• _REQUEST_
What follows are records. Restate all of them word for word.

• _Stored items from a collection_
==========
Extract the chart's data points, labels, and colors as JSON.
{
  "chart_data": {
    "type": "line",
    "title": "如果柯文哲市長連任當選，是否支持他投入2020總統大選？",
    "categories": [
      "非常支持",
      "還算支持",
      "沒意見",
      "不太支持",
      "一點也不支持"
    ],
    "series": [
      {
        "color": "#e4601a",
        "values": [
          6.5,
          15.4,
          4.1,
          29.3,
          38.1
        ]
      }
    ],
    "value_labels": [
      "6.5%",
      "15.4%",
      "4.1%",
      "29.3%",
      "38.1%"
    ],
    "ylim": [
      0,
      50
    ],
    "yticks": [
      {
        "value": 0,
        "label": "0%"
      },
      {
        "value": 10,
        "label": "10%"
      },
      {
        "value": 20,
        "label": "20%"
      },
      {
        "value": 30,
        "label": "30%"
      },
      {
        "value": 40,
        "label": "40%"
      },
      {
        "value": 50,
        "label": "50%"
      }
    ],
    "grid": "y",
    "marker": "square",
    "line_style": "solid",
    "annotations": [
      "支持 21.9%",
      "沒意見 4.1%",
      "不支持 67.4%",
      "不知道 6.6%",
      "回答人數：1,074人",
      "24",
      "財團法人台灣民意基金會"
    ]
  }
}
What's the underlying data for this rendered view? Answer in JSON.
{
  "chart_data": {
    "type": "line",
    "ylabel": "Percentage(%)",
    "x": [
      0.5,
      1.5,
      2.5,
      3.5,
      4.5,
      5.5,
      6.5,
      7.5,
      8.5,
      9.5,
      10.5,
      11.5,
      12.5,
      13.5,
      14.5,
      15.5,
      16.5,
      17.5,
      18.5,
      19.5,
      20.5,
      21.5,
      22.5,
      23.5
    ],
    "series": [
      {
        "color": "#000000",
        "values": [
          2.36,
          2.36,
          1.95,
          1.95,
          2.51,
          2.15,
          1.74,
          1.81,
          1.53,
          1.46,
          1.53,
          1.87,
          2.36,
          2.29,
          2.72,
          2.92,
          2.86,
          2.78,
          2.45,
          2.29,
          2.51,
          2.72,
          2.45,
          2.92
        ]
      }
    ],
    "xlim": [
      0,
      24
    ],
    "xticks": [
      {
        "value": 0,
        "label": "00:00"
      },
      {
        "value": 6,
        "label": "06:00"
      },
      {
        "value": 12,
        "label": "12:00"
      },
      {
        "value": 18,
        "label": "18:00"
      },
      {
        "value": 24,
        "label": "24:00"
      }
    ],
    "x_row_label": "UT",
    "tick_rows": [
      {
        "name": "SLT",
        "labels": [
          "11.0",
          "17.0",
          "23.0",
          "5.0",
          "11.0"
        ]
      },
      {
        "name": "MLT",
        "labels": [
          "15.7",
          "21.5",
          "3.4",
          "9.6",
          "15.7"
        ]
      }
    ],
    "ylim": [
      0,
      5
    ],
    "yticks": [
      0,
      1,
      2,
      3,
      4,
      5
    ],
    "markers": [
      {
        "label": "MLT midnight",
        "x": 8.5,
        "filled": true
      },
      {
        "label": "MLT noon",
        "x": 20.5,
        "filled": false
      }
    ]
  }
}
==========
• _WORKED SOLUTION_
Extract the chart's data points, labels, and colors as JSON.
{
  "chart_data": {
    "type": "line",
    "title": "如果柯文哲市長連任當選，是否支持他投入2020總統大選？",
    "categories": [
      "非常支持",
      "還算支持",
      "沒意見",
      "不太支持",
      "一點也不支持"
    ],
    "series": [
      {
        "color": "#e4601a",
        "values": [
          6.5,
          15.4,
          4.1,
          29.3,
          38.1
        ]
      }
    ],
    "value_labels": [
      "6.5%",
      "15.4%",
      "4.1%",
      "29.3%",
      "38.1%"
    ],
    "ylim": [
      0,
      50
    ],
    "yticks": [
      {
        "value": 0,
        "label": "0%"
      },
      {
        "value": 10,
        "label": "10%"
      },
      {
        "value": 20,
        "label": "20%"
      },
      {
        "value": 30,
        "label": "30%"
      },
      {
        "value": 40,
        "label": "40%"
      },
      {
        "value": 50,
        "label": "50%"
      }
    ],
    "grid": "y",
    "marker": "square",
    "line_style": "solid",
    "annotations": [
      "支持 21.9%",
      "沒意見 4.1%",
      "不支持 67.4%",
      "不知道 6.6%",
      "回答人數：1,074人",
      "24",
      "財團法人台灣民意基金會"
    ]
  }
}
What's the underlying data for this rendered view? Answer in JSON.
{
  "chart_data": {
    "type": "line",
    "ylabel": "Percentage(%)",
    "x": [
      0.5,
      1.5,
      2.5,
      3.5,
      4.5,
      5.5,
      6.5,
      7.5,
      8.5,
      9.5,
      10.5,
      11.5,
      12.5,
      13.5,
      14.5,
      15.5,
      16.5,
      17.5,
      18.5,
      19.5,
      20.5,
      21.5,
      22.5,
      23.5
    ],
    "series": [
      {
        "color": "#000000",
        "values": [
          2.36,
          2.36,
          1.95,
          1.95,
          2.51,
          2.15,
          1.74,
          1.81,
          1.53,
          1.46,
          1.53,
          1.87,
          2.36,
          2.29,
          2.72,
          2.92,
          2.86,
          2.78,
          2.45,
          2.29,
          2.51,
          2.72,
          2.45,
          2.92
        ]
      }
    ],
    "xlim": [
      0,
      24
    ],
    "xticks": [
      {
        "value": 0,
        "label": "00:00"
      },
      {
        "value": 6,
        "label": "06:00"
      },
      {
        "value": 12,
        "label": "12:00"
      },
      {
        "value": 18,
        "label": "18:00"
      },
      {
        "value": 24,
        "label": "24:00"
      }
    ],
    "x_row_label": "UT",
    "tick_rows": [
      {
        "name": "SLT",
        "labels": [
          "11.0",
          "17.0",
          "23.0",
          "5.0",
          "11.0"
        ]
      },
      {
        "name": "MLT",
        "labels": [
          "15.7",
          "21.5",
          "3.4",
          "9.6",
          "15.7"
        ]
      }
    ],
    "ylim": [
      0,
      5
    ],
    "yticks": [
      0,
      1,
      2,
      3,
      4,
      5
    ],
    "markers": [
      {
        "label": "MLT midnight",
        "x": 8.5,
        "filled": true
      },
      {
        "label": "MLT noon",
        "x": 20.5,
        "filled": false
      }
    ]
  }
}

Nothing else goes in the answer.